The answer must be an exact printing of every record below, with the pictures omitted.

--- Provided data ---

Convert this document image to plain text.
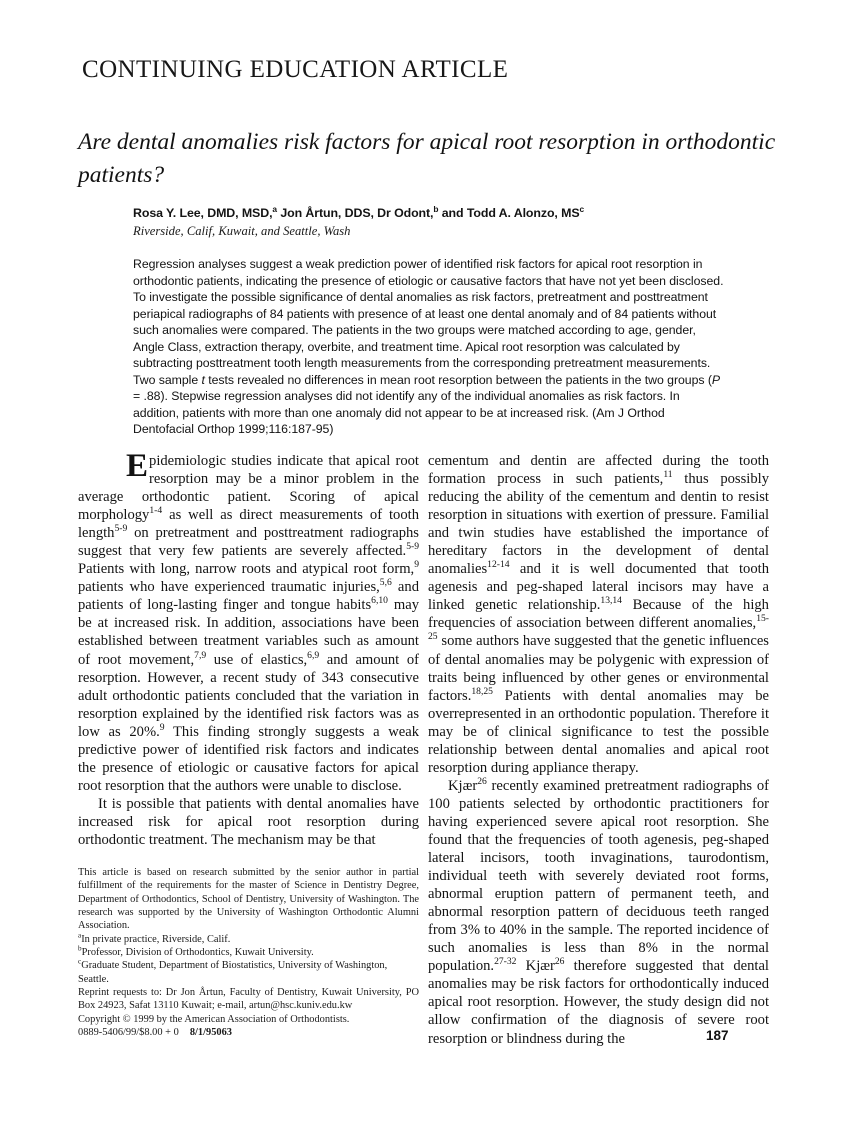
CONTINUING EDUCATION ARTICLE
Are dental anomalies risk factors for apical root resorption in orthodontic patients?
Rosa Y. Lee, DMD, MSD,$^a$ Jon Årtun, DDS, Dr Odont,$^b$ and Todd A. Alonzo, $MS^c$
Riverside, Calif, Kuwait, and Seattle, Wash
Regression analyses suggest a weak prediction power of identified risk factors for apical root resorption in orthodontic patients, indicating the presence of etiologic or causative factors that have not yet been disclosed. To investigate the possible significance of dental anomalies as risk factors, pretreatment and posttreatment periapical radiographs of 84 patients with presence of at least one dental anomaly and of 84 patients without such anomalies were compared. The patients in the two groups were matched according to age, gender, Angle Class, extraction therapy, overbite, and treatment time. Apical root resorption was calculated by subtracting posttreatment tooth length measurements from the corresponding pretreatment measurements. Two sample t tests revealed no differences in mean root resorption between the patients in the two groups (P = .88). Stepwise regression analyses did not identify any of the individual anomalies as risk factors. In addition, patients with more than one anomaly did not appear to be at increased risk. (Am J Orthod Dentofacial Orthop 1999;116:187-95)

Epidemiologic studies indicate that apical root resorption may be a minor problem in the average orthodontic patient. Scoring of apical morphology$^{1-4}$ as well as direct measurements of tooth length$^{5-9}$ on pretreatment and posttreatment radiographs suggest that very few patients are severely affected.$^{5-9}$ Patients with long, narrow roots and atypical root form,$^9$ patients who have experienced traumatic injuries,$^{5,6}$ and patients of long-lasting finger and tongue habits$^{6,10}$ may be at increased risk. In addition, associations have been established between treatment variables such as amount of root movement,$^{7,9}$ use of elastics,$^{6,9}$ and amount of resorption. However, a recent study of 343 consecutive adult orthodontic patients concluded that the variation in resorption explained by the identified risk factors was as low as 20%.$^9$ This finding strongly suggests a weak predictive power of identified risk factors and indicates the presence of etiologic or causative factors for apical root resorption that the authors were unable to disclose.

It is possible that patients with dental anomalies have increased risk for apical root resorption during orthodontic treatment. The mechanism may be that

cementum and dentin are affected during the tooth formation process in such patients,$^{11}$ thus possibly reducing the ability of the cementum and dentin to resist resorption in situations with exertion of pressure. Familial and twin studies have established the importance of hereditary factors in the development of dental anomalies$^{12-14}$ and it is well documented that tooth agenesis and peg-shaped lateral incisors may have a linked genetic relationship.$^{13,14}$ Because of the high frequencies of association between different anomalies,$^{15-25}$ some authors have suggested that the genetic influences of dental anomalies may be polygenic with expression of traits being influenced by other genes or environmental factors.$^{18,25}$ Patients with dental anomalies may be overrepresented in an orthodontic population. Therefore it may be of clinical significance to test the possible relationship between dental anomalies and apical root resorption during appliance therapy.

Kjær$^{26}$ recently examined pretreatment radiographs of 100 patients selected by orthodontic practitioners for having experienced severe apical root resorption. She found that the frequencies of tooth agenesis, peg-shaped lateral incisors, tooth invaginations, taurodontism, individual teeth with severely deviated root forms, abnormal eruption pattern of permanent teeth, and abnormal resorption pattern of deciduous teeth ranged from 3% to 40% in the sample. The reported incidence of such anomalies is less than 8% in the normal population.$^{27-32}$ Kjær$^{26}$ therefore suggested that dental anomalies may be risk factors for orthodontically induced apical root resorption. However, the study design did not allow confirmation of the diagnosis of severe root resorption or blindness during the

This article is based on research submitted by the senior author in partial fulfillment of the requirements for the master of Science in Dentistry Degree, Department of Orthodontics, School of Dentistry, University of Washington. The research was supported by the University of Washington Orthodontic Alumni Association.

$^a$In private practice, Riverside, Calif.

$^b$Professor, Division of Orthodontics, Kuwait University.

$^c$Graduate Student, Department of Biostatistics, University of Washington, Seattle.

Reprint requests to: Dr Jon Årtun, Faculty of Dentistry, Kuwait University, PO Box 24923, Safat 13110 Kuwait; e-mail, artun@hsc.kuniv.edu.kw

Copyright © 1999 by the American Association of Orthodontists.

0889-5406/99/$8.00 + 0 8/1/95063	187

---

■ Exercise result
Convert this document image to plain text.
CONTINUING EDUCATION ARTICLE
Are dental anomalies risk factors for apical root resorption in orthodontic patients?
Rosa Y. Lee, DMD, MSD,$^a$ Jon Årtun, DDS, Dr Odont,$^b$ and Todd A. Alonzo, $MS^c$
Riverside, Calif, Kuwait, and Seattle, Wash
Regression analyses suggest a weak prediction power of identified risk factors for apical root resorption in orthodontic patients, indicating the presence of etiologic or causative factors that have not yet been disclosed. To investigate the possible significance of dental anomalies as risk factors, pretreatment and posttreatment periapical radiographs of 84 patients with presence of at least one dental anomaly and of 84 patients without such anomalies were compared. The patients in the two groups were matched according to age, gender, Angle Class, extraction therapy, overbite, and treatment time. Apical root resorption was calculated by subtracting posttreatment tooth length measurements from the corresponding pretreatment measurements. Two sample t tests revealed no differences in mean root resorption between the patients in the two groups (P = .88). Stepwise regression analyses did not identify any of the individual anomalies as risk factors. In addition, patients with more than one anomaly did not appear to be at increased risk. (Am J Orthod Dentofacial Orthop 1999;116:187-95)

Epidemiologic studies indicate that apical root resorption may be a minor problem in the average orthodontic patient. Scoring of apical morphology$^{1-4}$ as well as direct measurements of tooth length$^{5-9}$ on pretreatment and posttreatment radiographs suggest that very few patients are severely affected.$^{5-9}$ Patients with long, narrow roots and atypical root form,$^9$ patients who have experienced traumatic injuries,$^{5,6}$ and patients of long-lasting finger and tongue habits$^{6,10}$ may be at increased risk. In addition, associations have been established between treatment variables such as amount of root movement,$^{7,9}$ use of elastics,$^{6,9}$ and amount of resorption. However, a recent study of 343 consecutive adult orthodontic patients concluded that the variation in resorption explained by the identified risk factors was as low as 20%.$^9$ This finding strongly suggests a weak predictive power of identified risk factors and indicates the presence of etiologic or causative factors for apical root resorption that the authors were unable to disclose.

It is possible that patients with dental anomalies have increased risk for apical root resorption during orthodontic treatment. The mechanism may be that

cementum and dentin are affected during the tooth formation process in such patients,$^{11}$ thus possibly reducing the ability of the cementum and dentin to resist resorption in situations with exertion of pressure. Familial and twin studies have established the importance of hereditary factors in the development of dental anomalies$^{12-14}$ and it is well documented that tooth agenesis and peg-shaped lateral incisors may have a linked genetic relationship.$^{13,14}$ Because of the high frequencies of association between different anomalies,$^{15-25}$ some authors have suggested that the genetic influences of dental anomalies may be polygenic with expression of traits being influenced by other genes or environmental factors.$^{18,25}$ Patients with dental anomalies may be overrepresented in an orthodontic population. Therefore it may be of clinical significance to test the possible relationship between dental anomalies and apical root resorption during appliance therapy.

Kjær$^{26}$ recently examined pretreatment radiographs of 100 patients selected by orthodontic practitioners for having experienced severe apical root resorption. She found that the frequencies of tooth agenesis, peg-shaped lateral incisors, tooth invaginations, taurodontism, individual teeth with severely deviated root forms, abnormal eruption pattern of permanent teeth, and abnormal resorption pattern of deciduous teeth ranged from 3% to 40% in the sample. The reported incidence of such anomalies is less than 8% in the normal population.$^{27-32}$ Kjær$^{26}$ therefore suggested that dental anomalies may be risk factors for orthodontically induced apical root resorption. However, the study design did not allow confirmation of the diagnosis of severe root resorption or blindness during the

This article is based on research submitted by the senior author in partial fulfillment of the requirements for the master of Science in Dentistry Degree, Department of Orthodontics, School of Dentistry, University of Washington. The research was supported by the University of Washington Orthodontic Alumni Association.

$^a$In private practice, Riverside, Calif.

$^b$Professor, Division of Orthodontics, Kuwait University.

$^c$Graduate Student, Department of Biostatistics, University of Washington, Seattle.

Reprint requests to: Dr Jon Årtun, Faculty of Dentistry, Kuwait University, PO Box 24923, Safat 13110 Kuwait; e-mail, artun@hsc.kuniv.edu.kw

Copyright © 1999 by the American Association of Orthodontists.

0889-5406/99/$8.00 + 0 8/1/95063	187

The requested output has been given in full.